> _TASK TO COMPLETE_
Reproduce all of the material exactly as shown.

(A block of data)

------

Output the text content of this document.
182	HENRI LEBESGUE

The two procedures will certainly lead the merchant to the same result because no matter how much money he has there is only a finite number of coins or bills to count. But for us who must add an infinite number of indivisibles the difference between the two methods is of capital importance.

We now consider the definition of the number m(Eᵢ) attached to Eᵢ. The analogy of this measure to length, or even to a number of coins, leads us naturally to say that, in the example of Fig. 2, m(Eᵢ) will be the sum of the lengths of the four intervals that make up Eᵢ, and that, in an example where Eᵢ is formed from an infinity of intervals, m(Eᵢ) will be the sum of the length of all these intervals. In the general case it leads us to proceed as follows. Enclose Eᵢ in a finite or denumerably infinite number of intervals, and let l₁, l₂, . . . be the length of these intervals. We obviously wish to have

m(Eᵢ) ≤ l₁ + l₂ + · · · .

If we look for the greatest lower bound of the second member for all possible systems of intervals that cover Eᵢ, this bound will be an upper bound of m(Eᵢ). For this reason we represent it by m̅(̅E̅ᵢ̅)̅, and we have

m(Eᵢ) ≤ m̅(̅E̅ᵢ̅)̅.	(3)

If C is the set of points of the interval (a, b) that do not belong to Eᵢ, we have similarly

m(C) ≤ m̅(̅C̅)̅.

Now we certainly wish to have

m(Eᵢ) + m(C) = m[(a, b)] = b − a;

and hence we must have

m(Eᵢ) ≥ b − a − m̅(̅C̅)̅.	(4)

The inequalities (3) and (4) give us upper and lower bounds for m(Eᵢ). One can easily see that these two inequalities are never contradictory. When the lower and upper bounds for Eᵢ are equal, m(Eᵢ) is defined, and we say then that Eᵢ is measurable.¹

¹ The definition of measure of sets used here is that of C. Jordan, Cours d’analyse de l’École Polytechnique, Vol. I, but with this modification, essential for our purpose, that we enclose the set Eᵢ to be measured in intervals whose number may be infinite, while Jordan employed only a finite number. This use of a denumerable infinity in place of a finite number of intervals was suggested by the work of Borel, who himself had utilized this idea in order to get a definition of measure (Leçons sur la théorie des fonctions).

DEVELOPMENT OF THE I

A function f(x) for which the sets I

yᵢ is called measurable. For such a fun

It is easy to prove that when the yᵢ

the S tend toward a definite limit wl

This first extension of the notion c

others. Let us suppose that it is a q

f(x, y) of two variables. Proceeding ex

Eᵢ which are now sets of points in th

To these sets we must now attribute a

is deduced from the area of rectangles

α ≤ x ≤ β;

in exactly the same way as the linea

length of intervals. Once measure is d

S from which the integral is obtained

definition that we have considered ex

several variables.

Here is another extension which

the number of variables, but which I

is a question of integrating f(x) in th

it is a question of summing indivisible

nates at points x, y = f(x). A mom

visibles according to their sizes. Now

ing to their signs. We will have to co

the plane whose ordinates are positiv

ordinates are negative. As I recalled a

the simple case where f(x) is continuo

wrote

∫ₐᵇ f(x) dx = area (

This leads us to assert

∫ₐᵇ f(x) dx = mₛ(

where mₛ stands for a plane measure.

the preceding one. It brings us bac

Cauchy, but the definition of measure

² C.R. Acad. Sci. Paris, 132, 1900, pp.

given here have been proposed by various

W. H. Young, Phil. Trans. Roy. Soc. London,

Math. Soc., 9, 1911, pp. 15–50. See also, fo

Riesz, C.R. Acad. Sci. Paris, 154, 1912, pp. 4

------

> _COMPLETED EXERCISE_
Output the text content of this document.
182	HENRI LEBESGUE

The two procedures will certainly lead the merchant to the same result because no matter how much money he has there is only a finite number of coins or bills to count. But for us who must add an infinite number of indivisibles the difference between the two methods is of capital importance.

We now consider the definition of the number m(Eᵢ) attached to Eᵢ. The analogy of this measure to length, or even to a number of coins, leads us naturally to say that, in the example of Fig. 2, m(Eᵢ) will be the sum of the lengths of the four intervals that make up Eᵢ, and that, in an example where Eᵢ is formed from an infinity of intervals, m(Eᵢ) will be the sum of the length of all these intervals. In the general case it leads us to proceed as follows. Enclose Eᵢ in a finite or denumerably infinite number of intervals, and let l₁, l₂, . . . be the length of these intervals. We obviously wish to have

m(Eᵢ) ≤ l₁ + l₂ + · · · .

If we look for the greatest lower bound of the second member for all possible systems of intervals that cover Eᵢ, this bound will be an upper bound of m(Eᵢ). For this reason we represent it by m̅(̅E̅ᵢ̅)̅, and we have

m(Eᵢ) ≤ m̅(̅E̅ᵢ̅)̅.	(3)

If C is the set of points of the interval (a, b) that do not belong to Eᵢ, we have similarly

m(C) ≤ m̅(̅C̅)̅.

Now we certainly wish to have

m(Eᵢ) + m(C) = m[(a, b)] = b − a;

and hence we must have

m(Eᵢ) ≥ b − a − m̅(̅C̅)̅.	(4)

The inequalities (3) and (4) give us upper and lower bounds for m(Eᵢ). One can easily see that these two inequalities are never contradictory. When the lower and upper bounds for Eᵢ are equal, m(Eᵢ) is defined, and we say then that Eᵢ is measurable.¹

¹ The definition of measure of sets used here is that of C. Jordan, Cours d’analyse de l’École Polytechnique, Vol. I, but with this modification, essential for our purpose, that we enclose the set Eᵢ to be measured in intervals whose number may be infinite, while Jordan employed only a finite number. This use of a denumerable infinity in place of a finite number of intervals was suggested by the work of Borel, who himself had utilized this idea in order to get a definition of measure (Leçons sur la théorie des fonctions).

DEVELOPMENT OF THE I

A function f(x) for which the sets I

yᵢ is called measurable. For such a fun

It is easy to prove that when the yᵢ

the S tend toward a definite limit wl

This first extension of the notion c

others. Let us suppose that it is a q

f(x, y) of two variables. Proceeding ex

Eᵢ which are now sets of points in th

To these sets we must now attribute a

is deduced from the area of rectangles

α ≤ x ≤ β;

in exactly the same way as the linea

length of intervals. Once measure is d

S from which the integral is obtained

definition that we have considered ex

several variables.

Here is another extension which

the number of variables, but which I

is a question of integrating f(x) in th

it is a question of summing indivisible

nates at points x, y = f(x). A mom

visibles according to their sizes. Now

ing to their signs. We will have to co

the plane whose ordinates are positiv

ordinates are negative. As I recalled a

the simple case where f(x) is continuo

wrote

∫ₐᵇ f(x) dx = area (

This leads us to assert

∫ₐᵇ f(x) dx = mₛ(

where mₛ stands for a plane measure.

the preceding one. It brings us bac

Cauchy, but the definition of measure

² C.R. Acad. Sci. Paris, 132, 1900, pp.

given here have been proposed by various

W. H. Young, Phil. Trans. Roy. Soc. London,

Math. Soc., 9, 1911, pp. 15–50. See also, fo

Riesz, C.R. Acad. Sci. Paris, 154, 1912, pp. 4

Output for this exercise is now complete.